### Dataset extract
(begin)

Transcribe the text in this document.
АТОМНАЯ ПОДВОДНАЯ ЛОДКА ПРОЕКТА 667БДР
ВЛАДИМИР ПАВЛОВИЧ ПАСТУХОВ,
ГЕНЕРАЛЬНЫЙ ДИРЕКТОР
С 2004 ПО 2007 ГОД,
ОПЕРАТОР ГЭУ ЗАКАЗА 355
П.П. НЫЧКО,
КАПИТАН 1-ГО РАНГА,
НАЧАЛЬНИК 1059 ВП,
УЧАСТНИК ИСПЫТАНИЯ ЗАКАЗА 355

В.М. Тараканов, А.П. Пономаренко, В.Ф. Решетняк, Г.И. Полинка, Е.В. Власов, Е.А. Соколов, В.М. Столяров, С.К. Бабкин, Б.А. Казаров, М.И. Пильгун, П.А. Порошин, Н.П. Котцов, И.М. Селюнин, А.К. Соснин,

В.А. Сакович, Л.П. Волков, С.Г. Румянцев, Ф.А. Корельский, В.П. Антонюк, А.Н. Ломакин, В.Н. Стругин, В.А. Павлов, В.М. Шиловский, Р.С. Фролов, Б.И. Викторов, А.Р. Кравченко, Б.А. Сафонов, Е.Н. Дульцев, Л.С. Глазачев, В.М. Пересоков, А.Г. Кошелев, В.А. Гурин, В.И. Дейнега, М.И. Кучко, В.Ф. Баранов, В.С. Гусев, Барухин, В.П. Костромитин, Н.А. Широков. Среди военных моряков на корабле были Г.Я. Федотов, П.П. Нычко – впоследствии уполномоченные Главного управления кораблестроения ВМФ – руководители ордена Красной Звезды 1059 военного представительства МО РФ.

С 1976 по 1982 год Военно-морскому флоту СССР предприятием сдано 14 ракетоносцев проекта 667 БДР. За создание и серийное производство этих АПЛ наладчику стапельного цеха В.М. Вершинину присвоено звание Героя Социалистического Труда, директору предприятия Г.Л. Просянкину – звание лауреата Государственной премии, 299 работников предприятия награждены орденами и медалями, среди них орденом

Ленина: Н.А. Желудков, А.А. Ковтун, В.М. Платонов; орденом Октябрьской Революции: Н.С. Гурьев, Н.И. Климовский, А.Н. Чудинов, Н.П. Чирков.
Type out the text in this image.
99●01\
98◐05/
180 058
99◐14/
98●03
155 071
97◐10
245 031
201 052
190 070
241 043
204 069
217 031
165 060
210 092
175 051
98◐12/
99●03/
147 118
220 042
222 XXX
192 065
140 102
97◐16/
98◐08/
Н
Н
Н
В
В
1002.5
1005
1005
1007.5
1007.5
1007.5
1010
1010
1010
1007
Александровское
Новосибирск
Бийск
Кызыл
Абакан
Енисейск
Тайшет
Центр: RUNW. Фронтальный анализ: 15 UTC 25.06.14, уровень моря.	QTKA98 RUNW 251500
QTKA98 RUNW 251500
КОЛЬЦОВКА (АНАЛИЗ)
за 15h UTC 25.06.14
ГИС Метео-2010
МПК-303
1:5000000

(end)

Reproduce all of the material above word for word.

### Answer below
Transcribe the text in this document.
АТОМНАЯ ПОДВОДНАЯ ЛОДКА ПРОЕКТА 667БДР
ВЛАДИМИР ПАВЛОВИЧ ПАСТУХОВ,
ГЕНЕРАЛЬНЫЙ ДИРЕКТОР
С 2004 ПО 2007 ГОД,
ОПЕРАТОР ГЭУ ЗАКАЗА 355
П.П. НЫЧКО,
КАПИТАН 1-ГО РАНГА,
НАЧАЛЬНИК 1059 ВП,
УЧАСТНИК ИСПЫТАНИЯ ЗАКАЗА 355

В.М. Тараканов, А.П. Пономаренко, В.Ф. Решетняк, Г.И. Полинка, Е.В. Власов, Е.А. Соколов, В.М. Столяров, С.К. Бабкин, Б.А. Казаров, М.И. Пильгун, П.А. Порошин, Н.П. Котцов, И.М. Селюнин, А.К. Соснин,

В.А. Сакович, Л.П. Волков, С.Г. Румянцев, Ф.А. Корельский, В.П. Антонюк, А.Н. Ломакин, В.Н. Стругин, В.А. Павлов, В.М. Шиловский, Р.С. Фролов, Б.И. Викторов, А.Р. Кравченко, Б.А. Сафонов, Е.Н. Дульцев, Л.С. Глазачев, В.М. Пересоков, А.Г. Кошелев, В.А. Гурин, В.И. Дейнега, М.И. Кучко, В.Ф. Баранов, В.С. Гусев, Барухин, В.П. Костромитин, Н.А. Широков. Среди военных моряков на корабле были Г.Я. Федотов, П.П. Нычко – впоследствии уполномоченные Главного управления кораблестроения ВМФ – руководители ордена Красной Звезды 1059 военного представительства МО РФ.

С 1976 по 1982 год Военно-морскому флоту СССР предприятием сдано 14 ракетоносцев проекта 667 БДР. За создание и серийное производство этих АПЛ наладчику стапельного цеха В.М. Вершинину присвоено звание Героя Социалистического Труда, директору предприятия Г.Л. Просянкину – звание лауреата Государственной премии, 299 работников предприятия награждены орденами и медалями, среди них орденом

Ленина: Н.А. Желудков, А.А. Ковтун, В.М. Платонов; орденом Октябрьской Революции: Н.С. Гурьев, Н.И. Климовский, А.Н. Чудинов, Н.П. Чирков.
Type out the text in this image.
99●01\
98◐05/
180 058
99◐14/
98●03
155 071
97◐10
245 031
201 052
190 070
241 043
204 069
217 031
165 060
210 092
175 051
98◐12/
99●03/
147 118
220 042
222 XXX
192 065
140 102
97◐16/
98◐08/
Н
Н
Н
В
В
1002.5
1005
1005
1007.5
1007.5
1007.5
1010
1010
1010
1007
Александровское
Новосибирск
Бийск
Кызыл
Абакан
Енисейск
Тайшет
Центр: RUNW. Фронтальный анализ: 15 UTC 25.06.14, уровень моря.	QTKA98 RUNW 251500
QTKA98 RUNW 251500
КОЛЬЦОВКА (АНАЛИЗ)
за 15h UTC 25.06.14
ГИС Метео-2010
МПК-303
1:5000000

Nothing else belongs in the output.